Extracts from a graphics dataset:
++++++++++++++++++++
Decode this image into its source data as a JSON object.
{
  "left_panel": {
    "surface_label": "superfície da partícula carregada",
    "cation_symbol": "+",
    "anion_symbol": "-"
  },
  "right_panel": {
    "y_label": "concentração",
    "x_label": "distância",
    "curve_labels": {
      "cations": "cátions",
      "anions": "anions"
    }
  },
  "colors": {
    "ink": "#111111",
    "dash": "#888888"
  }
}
++++++++++++++++++++
[STATED PROBLEM]:
Copy out the data shown above without altering anything.

[EXPECTED OUTPUT]:
Decode this image into its source data as a JSON object.
{
  "left_panel": {
    "surface_label": "superfície da partícula carregada",
    "cation_symbol": "+",
    "anion_symbol": "-"
  },
  "right_panel": {
    "y_label": "concentração",
    "x_label": "distância",
    "curve_labels": {
      "cations": "cátions",
      "anions": "anions"
    }
  },
  "colors": {
    "ink": "#111111",
    "dash": "#888888"
  }
}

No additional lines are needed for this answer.